#### [Recorded information]
- - - - -

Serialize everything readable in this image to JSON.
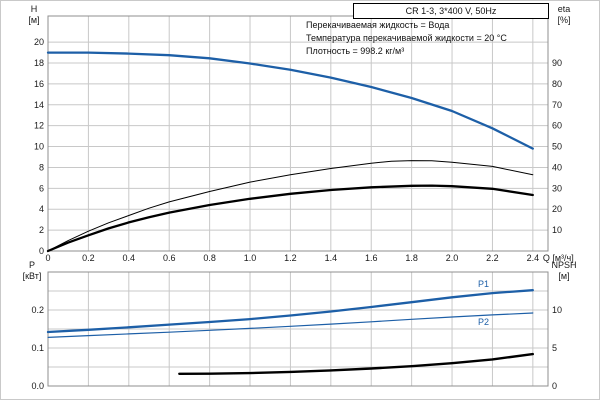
{
  "annotations": [
    "Перекачиваемая жидкость = Вода",
    "Температура перекачиваемой жидкости = 20 °C",
    "Плотность = 998.2 кг/м³"
  ],
  "curve_labels": {
    "p1": "P1",
    "p2": "P2"
  },
  "colors": {
    "blue": "#1d5fa7",
    "black": "#000000",
    "grid": "#c8c8c8",
    "frame": "#8f8f8f",
    "text": "#1a1a1a"
  },
  "chart_data": [
    {
      "type": "line",
      "title": "CR 1-3, 3*400 V, 50Hz",
      "x_axis": {
        "label": "Q [м³/ч]",
        "min": 0,
        "max": 2.475,
        "show_labels": true,
        "ticks": [
          {
            "v": 0,
            "t": "0"
          },
          {
            "v": 0.2,
            "t": "0.2"
          },
          {
            "v": 0.4,
            "t": "0.4"
          },
          {
            "v": 0.6,
            "t": "0.6"
          },
          {
            "v": 0.8,
            "t": "0.8"
          },
          {
            "v": 1.0,
            "t": "1.0"
          },
          {
            "v": 1.2,
            "t": "1.2"
          },
          {
            "v": 1.4,
            "t": "1.4"
          },
          {
            "v": 1.6,
            "t": "1.6"
          },
          {
            "v": 1.8,
            "t": "1.8"
          },
          {
            "v": 2.0,
            "t": "2.0"
          },
          {
            "v": 2.2,
            "t": "2.2"
          },
          {
            "v": 2.4,
            "t": "2.4"
          }
        ]
      },
      "y_left": {
        "label": "H",
        "unit": "[м]",
        "min": 0,
        "max": 22.5,
        "ticks": [
          {
            "v": 0,
            "t": "0"
          },
          {
            "v": 2,
            "t": "2"
          },
          {
            "v": 4,
            "t": "4"
          },
          {
            "v": 6,
            "t": "6"
          },
          {
            "v": 8,
            "t": "8"
          },
          {
            "v": 10,
            "t": "10"
          },
          {
            "v": 12,
            "t": "12"
          },
          {
            "v": 14,
            "t": "14"
          },
          {
            "v": 16,
            "t": "16"
          },
          {
            "v": 18,
            "t": "18"
          },
          {
            "v": 20,
            "t": "20"
          }
        ]
      },
      "y_right": {
        "label": "eta",
        "unit": "[%]",
        "min": 0,
        "max": 112.5,
        "ticks": [
          {
            "v": 10,
            "t": "10"
          },
          {
            "v": 20,
            "t": "20"
          },
          {
            "v": 30,
            "t": "30"
          },
          {
            "v": 40,
            "t": "40"
          },
          {
            "v": 50,
            "t": "50"
          },
          {
            "v": 60,
            "t": "60"
          },
          {
            "v": 70,
            "t": "70"
          },
          {
            "v": 80,
            "t": "80"
          },
          {
            "v": 90,
            "t": "90"
          }
        ]
      },
      "grid_y": [
        2,
        4,
        6,
        8,
        10,
        12,
        14,
        16,
        18,
        20
      ],
      "series": [
        {
          "name": "H",
          "axis": "left",
          "color": "blue",
          "width": 2.3,
          "points": [
            [
              0,
              19.0
            ],
            [
              0.2,
              19.0
            ],
            [
              0.4,
              18.9
            ],
            [
              0.6,
              18.75
            ],
            [
              0.8,
              18.45
            ],
            [
              1.0,
              17.95
            ],
            [
              1.2,
              17.35
            ],
            [
              1.4,
              16.6
            ],
            [
              1.6,
              15.7
            ],
            [
              1.8,
              14.65
            ],
            [
              2.0,
              13.4
            ],
            [
              2.2,
              11.75
            ],
            [
              2.4,
              9.8
            ]
          ]
        },
        {
          "name": "eta-pump",
          "axis": "right",
          "color": "black",
          "width": 1,
          "points": [
            [
              0,
              0
            ],
            [
              0.1,
              5
            ],
            [
              0.2,
              9.5
            ],
            [
              0.3,
              13.5
            ],
            [
              0.4,
              17
            ],
            [
              0.5,
              20.5
            ],
            [
              0.6,
              23.5
            ],
            [
              0.8,
              28.5
            ],
            [
              1.0,
              33
            ],
            [
              1.2,
              36.5
            ],
            [
              1.4,
              39.5
            ],
            [
              1.6,
              42
            ],
            [
              1.7,
              43
            ],
            [
              1.8,
              43.3
            ],
            [
              1.9,
              43.2
            ],
            [
              2.0,
              42.5
            ],
            [
              2.2,
              40.5
            ],
            [
              2.4,
              36.5
            ]
          ]
        },
        {
          "name": "eta-pump-motor",
          "axis": "right",
          "color": "black",
          "width": 2.3,
          "points": [
            [
              0,
              0
            ],
            [
              0.1,
              4
            ],
            [
              0.2,
              7.5
            ],
            [
              0.3,
              10.8
            ],
            [
              0.4,
              13.7
            ],
            [
              0.5,
              16.2
            ],
            [
              0.6,
              18.4
            ],
            [
              0.8,
              22
            ],
            [
              1.0,
              25
            ],
            [
              1.2,
              27.4
            ],
            [
              1.4,
              29.2
            ],
            [
              1.6,
              30.5
            ],
            [
              1.8,
              31.2
            ],
            [
              1.9,
              31.3
            ],
            [
              2.0,
              31
            ],
            [
              2.2,
              29.8
            ],
            [
              2.4,
              26.8
            ]
          ]
        }
      ]
    },
    {
      "type": "line",
      "x_axis": {
        "label": "",
        "min": 0,
        "max": 2.475,
        "show_labels": false,
        "ticks": [
          {
            "v": 0,
            "t": "0"
          },
          {
            "v": 0.2,
            "t": "0.2"
          },
          {
            "v": 0.4,
            "t": "0.4"
          },
          {
            "v": 0.6,
            "t": "0.6"
          },
          {
            "v": 0.8,
            "t": "0.8"
          },
          {
            "v": 1.0,
            "t": "1.0"
          },
          {
            "v": 1.2,
            "t": "1.2"
          },
          {
            "v": 1.4,
            "t": "1.4"
          },
          {
            "v": 1.6,
            "t": "1.6"
          },
          {
            "v": 1.8,
            "t": "1.8"
          },
          {
            "v": 2.0,
            "t": "2.0"
          },
          {
            "v": 2.2,
            "t": "2.2"
          },
          {
            "v": 2.4,
            "t": "2.4"
          }
        ]
      },
      "y_left": {
        "label": "P",
        "unit": "[кВт]",
        "min": 0,
        "max": 0.3,
        "ticks": [
          {
            "v": 0,
            "t": "0.0"
          },
          {
            "v": 0.1,
            "t": "0.1"
          },
          {
            "v": 0.2,
            "t": "0.2"
          }
        ]
      },
      "y_right": {
        "label": "NPSH",
        "unit": "[м]",
        "min": 0,
        "max": 15,
        "ticks": [
          {
            "v": 0,
            "t": "0"
          },
          {
            "v": 5,
            "t": "5"
          },
          {
            "v": 10,
            "t": "10"
          }
        ]
      },
      "grid_y": [
        0.05,
        0.1,
        0.15,
        0.2,
        0.25
      ],
      "series": [
        {
          "name": "P1",
          "axis": "left",
          "color": "blue",
          "width": 2.3,
          "points": [
            [
              0,
              0.142
            ],
            [
              0.2,
              0.148
            ],
            [
              0.4,
              0.1545
            ],
            [
              0.6,
              0.1615
            ],
            [
              0.8,
              0.1685
            ],
            [
              1.0,
              0.176
            ],
            [
              1.2,
              0.1855
            ],
            [
              1.4,
              0.196
            ],
            [
              1.6,
              0.208
            ],
            [
              1.8,
              0.2205
            ],
            [
              2.0,
              0.2335
            ],
            [
              2.2,
              0.2445
            ],
            [
              2.4,
              0.252
            ]
          ]
        },
        {
          "name": "P2",
          "axis": "left",
          "color": "blue",
          "width": 1.2,
          "points": [
            [
              0,
              0.128
            ],
            [
              0.2,
              0.1325
            ],
            [
              0.4,
              0.137
            ],
            [
              0.6,
              0.1415
            ],
            [
              0.8,
              0.1465
            ],
            [
              1.0,
              0.1515
            ],
            [
              1.2,
              0.157
            ],
            [
              1.4,
              0.163
            ],
            [
              1.6,
              0.169
            ],
            [
              1.8,
              0.1755
            ],
            [
              2.0,
              0.1815
            ],
            [
              2.2,
              0.187
            ],
            [
              2.4,
              0.192
            ]
          ]
        },
        {
          "name": "NPSH",
          "axis": "right",
          "color": "black",
          "width": 2.4,
          "points": [
            [
              0.65,
              1.6
            ],
            [
              0.8,
              1.62
            ],
            [
              1.0,
              1.7
            ],
            [
              1.2,
              1.85
            ],
            [
              1.4,
              2.05
            ],
            [
              1.6,
              2.3
            ],
            [
              1.8,
              2.6
            ],
            [
              2.0,
              3.0
            ],
            [
              2.2,
              3.5
            ],
            [
              2.4,
              4.2
            ]
          ]
        }
      ]
    }
  ]
}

- - - - -

#### [Goal of the exercise]
Find every line that holds "name" and copy it.

#### [Complete output]
          "name": "H",
          "name": "eta-pump",
          "name": "eta-pump-motor",
          "name": "P1",
          "name": "P2",
          "name": "NPSH",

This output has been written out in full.